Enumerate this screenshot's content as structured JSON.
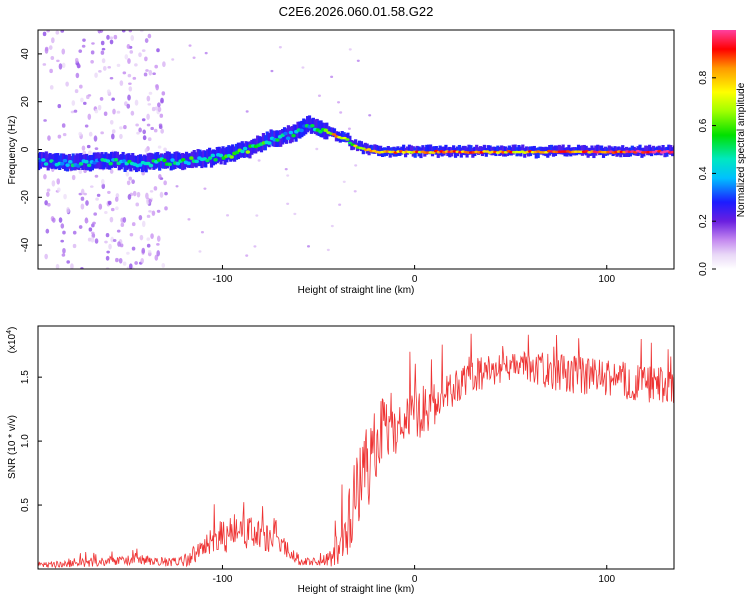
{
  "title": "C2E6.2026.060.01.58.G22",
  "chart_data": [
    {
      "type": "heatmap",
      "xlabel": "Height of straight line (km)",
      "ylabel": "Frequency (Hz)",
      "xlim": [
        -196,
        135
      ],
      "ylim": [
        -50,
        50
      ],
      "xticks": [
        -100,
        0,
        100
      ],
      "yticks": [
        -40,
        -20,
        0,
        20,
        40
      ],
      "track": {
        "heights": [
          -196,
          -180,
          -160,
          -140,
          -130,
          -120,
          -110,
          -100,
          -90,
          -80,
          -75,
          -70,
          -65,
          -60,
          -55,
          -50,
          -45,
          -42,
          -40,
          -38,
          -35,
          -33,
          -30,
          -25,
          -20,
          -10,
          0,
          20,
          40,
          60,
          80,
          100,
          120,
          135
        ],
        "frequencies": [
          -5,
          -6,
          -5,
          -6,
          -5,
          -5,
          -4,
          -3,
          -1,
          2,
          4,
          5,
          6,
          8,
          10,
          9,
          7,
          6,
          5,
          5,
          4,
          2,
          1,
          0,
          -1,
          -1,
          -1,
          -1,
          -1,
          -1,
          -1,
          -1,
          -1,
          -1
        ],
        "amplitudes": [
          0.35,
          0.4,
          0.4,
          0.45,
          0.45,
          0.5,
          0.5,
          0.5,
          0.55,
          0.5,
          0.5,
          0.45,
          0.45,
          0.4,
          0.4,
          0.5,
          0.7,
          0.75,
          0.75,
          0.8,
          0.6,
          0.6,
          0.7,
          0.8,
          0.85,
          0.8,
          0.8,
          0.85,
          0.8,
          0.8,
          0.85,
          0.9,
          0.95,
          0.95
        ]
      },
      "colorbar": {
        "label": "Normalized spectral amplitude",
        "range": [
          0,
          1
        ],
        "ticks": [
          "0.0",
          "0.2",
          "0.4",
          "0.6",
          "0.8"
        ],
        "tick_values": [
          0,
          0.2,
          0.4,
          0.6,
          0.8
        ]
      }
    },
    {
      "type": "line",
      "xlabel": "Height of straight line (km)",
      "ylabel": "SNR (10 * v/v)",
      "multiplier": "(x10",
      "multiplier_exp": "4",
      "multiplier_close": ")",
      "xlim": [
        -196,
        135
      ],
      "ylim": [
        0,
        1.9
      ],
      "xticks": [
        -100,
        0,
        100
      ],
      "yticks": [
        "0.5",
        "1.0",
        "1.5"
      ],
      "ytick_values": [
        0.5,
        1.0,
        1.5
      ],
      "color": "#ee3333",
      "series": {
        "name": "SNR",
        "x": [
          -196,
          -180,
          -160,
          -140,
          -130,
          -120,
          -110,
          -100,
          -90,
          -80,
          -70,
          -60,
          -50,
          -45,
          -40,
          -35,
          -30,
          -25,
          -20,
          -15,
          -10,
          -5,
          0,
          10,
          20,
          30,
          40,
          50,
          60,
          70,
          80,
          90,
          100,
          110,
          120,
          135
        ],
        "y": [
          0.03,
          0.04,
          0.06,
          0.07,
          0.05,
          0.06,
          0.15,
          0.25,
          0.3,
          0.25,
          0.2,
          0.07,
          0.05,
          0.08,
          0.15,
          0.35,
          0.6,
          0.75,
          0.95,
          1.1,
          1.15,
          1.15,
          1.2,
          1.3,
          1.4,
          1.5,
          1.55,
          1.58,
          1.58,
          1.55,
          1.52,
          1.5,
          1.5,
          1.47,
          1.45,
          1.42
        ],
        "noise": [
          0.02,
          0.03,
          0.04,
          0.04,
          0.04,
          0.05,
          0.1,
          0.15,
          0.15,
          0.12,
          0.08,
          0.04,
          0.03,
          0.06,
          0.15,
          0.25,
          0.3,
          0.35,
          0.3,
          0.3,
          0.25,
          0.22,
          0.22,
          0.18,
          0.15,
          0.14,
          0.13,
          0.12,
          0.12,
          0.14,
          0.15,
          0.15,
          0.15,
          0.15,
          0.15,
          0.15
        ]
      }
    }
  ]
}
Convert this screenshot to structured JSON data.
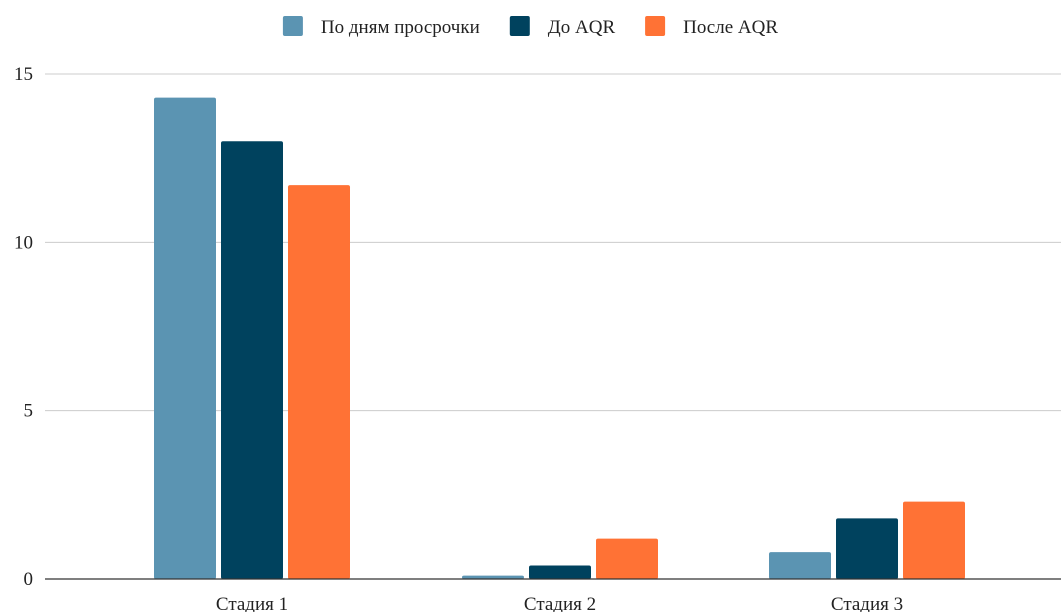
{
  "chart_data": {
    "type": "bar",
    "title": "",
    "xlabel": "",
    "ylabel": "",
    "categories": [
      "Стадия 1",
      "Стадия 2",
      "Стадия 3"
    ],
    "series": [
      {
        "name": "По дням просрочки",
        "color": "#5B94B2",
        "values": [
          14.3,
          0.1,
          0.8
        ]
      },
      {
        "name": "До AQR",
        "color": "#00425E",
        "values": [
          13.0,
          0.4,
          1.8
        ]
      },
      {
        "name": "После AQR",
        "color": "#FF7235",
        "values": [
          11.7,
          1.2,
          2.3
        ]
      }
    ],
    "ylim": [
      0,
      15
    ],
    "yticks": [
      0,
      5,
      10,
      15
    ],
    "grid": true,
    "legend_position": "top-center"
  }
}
====
SET PROBLEM: Make an exact copy of every entry above, minus the images.

WRITTEN SOLUTION:
Enumerate this screenshot's content as structured JSON.
{
  "title": "C2E6.2026.060.01.58.G22",
  "chart_data": [
    {
      "type": "heatmap",
      "xlabel": "Height of straight line (km)",
      "ylabel": "Frequency (Hz)",
      "xlim": [
        -196,
        135
      ],
      "ylim": [
        -50,
        50
      ],
      "xticks": [
        -100,
        0,
        100
      ],
      "yticks": [
        -40,
        -20,
        0,
        20,
        40
      ],
      "track": {
        "heights": [
          -196,
          -180,
          -160,
          -140,
          -130,
          -120,
          -110,
          -100,
          -90,
          -80,
          -75,
          -70,
          -65,
          -60,
          -55,
          -50,
          -45,
          -42,
          -40,
          -38,
          -35,
          -33,
          -30,
          -25,
          -20,
          -10,
          0,
          20,
          40,
          60,
          80,
          100,
          120,
          135
        ],
        "frequencies": [
          -5,
          -6,
          -5,
          -6,
          -5,
          -5,
          -4,
          -3,
          -1,
          2,
          4,
          5,
          6,
          8,
          10,
          9,
          7,
          6,
          5,
          5,
          4,
          2,
          1,
          0,
          -1,
          -1,
          -1,
          -1,
          -1,
          -1,
          -1,
          -1,
          -1,
          -1
        ],
        "amplitudes": [
          0.35,
          0.4,
          0.4,
          0.45,
          0.45,
          0.5,
          0.5,
          0.5,
          0.55,
          0.5,
          0.5,
          0.45,
          0.45,
          0.4,
          0.4,
          0.5,
          0.7,
          0.75,
          0.75,
          0.8,
          0.6,
          0.6,
          0.7,
          0.8,
          0.85,
          0.8,
          0.8,
          0.85,
          0.8,
          0.8,
          0.85,
          0.9,
          0.95,
          0.95
        ]
      },
      "colorbar": {
        "label": "Normalized spectral amplitude",
        "range": [
          0,
          1
        ],
        "ticks": [
          "0.0",
          "0.2",
          "0.4",
          "0.6",
          "0.8"
        ],
        "tick_values": [
          0,
          0.2,
          0.4,
          0.6,
          0.8
        ]
      }
    },
    {
      "type": "line",
      "xlabel": "Height of straight line (km)",
      "ylabel": "SNR (10 * v/v)",
      "multiplier": "(x10",
      "multiplier_exp": "4",
      "multiplier_close": ")",
      "xlim": [
        -196,
        135
      ],
      "ylim": [
        0,
        1.9
      ],
      "xticks": [
        -100,
        0,
        100
      ],
      "yticks": [
        "0.5",
        "1.0",
        "1.5"
      ],
      "ytick_values": [
        0.5,
        1.0,
        1.5
      ],
      "color": "#ee3333",
      "series": {
        "name": "SNR",
        "x": [
          -196,
          -180,
          -160,
          -140,
          -130,
          -120,
          -110,
          -100,
          -90,
          -80,
          -70,
          -60,
          -50,
          -45,
          -40,
          -35,
          -30,
          -25,
          -20,
          -15,
          -10,
          -5,
          0,
          10,
          20,
          30,
          40,
          50,
          60,
          70,
          80,
          90,
          100,
          110,
          120,
          135
        ],
        "y": [
          0.03,
          0.04,
          0.06,
          0.07,
          0.05,
          0.06,
          0.15,
          0.25,
          0.3,
          0.25,
          0.2,
          0.07,
          0.05,
          0.08,
          0.15,
          0.35,
          0.6,
          0.75,
          0.95,
          1.1,
          1.15,
          1.15,
          1.2,
          1.3,
          1.4,
          1.5,
          1.55,
          1.58,
          1.58,
          1.55,
          1.52,
          1.5,
          1.5,
          1.47,
          1.45,
          1.42
        ],
        "noise": [
          0.02,
          0.03,
          0.04,
          0.04,
          0.04,
          0.05,
          0.1,
          0.15,
          0.15,
          0.12,
          0.08,
          0.04,
          0.03,
          0.06,
          0.15,
          0.25,
          0.3,
          0.35,
          0.3,
          0.3,
          0.25,
          0.22,
          0.22,
          0.18,
          0.15,
          0.14,
          0.13,
          0.12,
          0.12,
          0.14,
          0.15,
          0.15,
          0.15,
          0.15,
          0.15,
          0.15
        ]
      }
    }
  ]
}
Convert this screenshot to structured JSON data.
{
  "chart_data": {
    "type": "bar",
    "title": "",
    "xlabel": "",
    "ylabel": "",
    "categories": [
      "Стадия 1",
      "Стадия 2",
      "Стадия 3"
    ],
    "series": [
      {
        "name": "По дням просрочки",
        "color": "#5B94B2",
        "values": [
          14.3,
          0.1,
          0.8
        ]
      },
      {
        "name": "До AQR",
        "color": "#00425E",
        "values": [
          13.0,
          0.4,
          1.8
        ]
      },
      {
        "name": "После AQR",
        "color": "#FF7235",
        "values": [
          11.7,
          1.2,
          2.3
        ]
      }
    ],
    "ylim": [
      0,
      15
    ],
    "yticks": [
      0,
      5,
      10,
      15
    ],
    "grid": true,
    "legend_position": "top-center"
  }
}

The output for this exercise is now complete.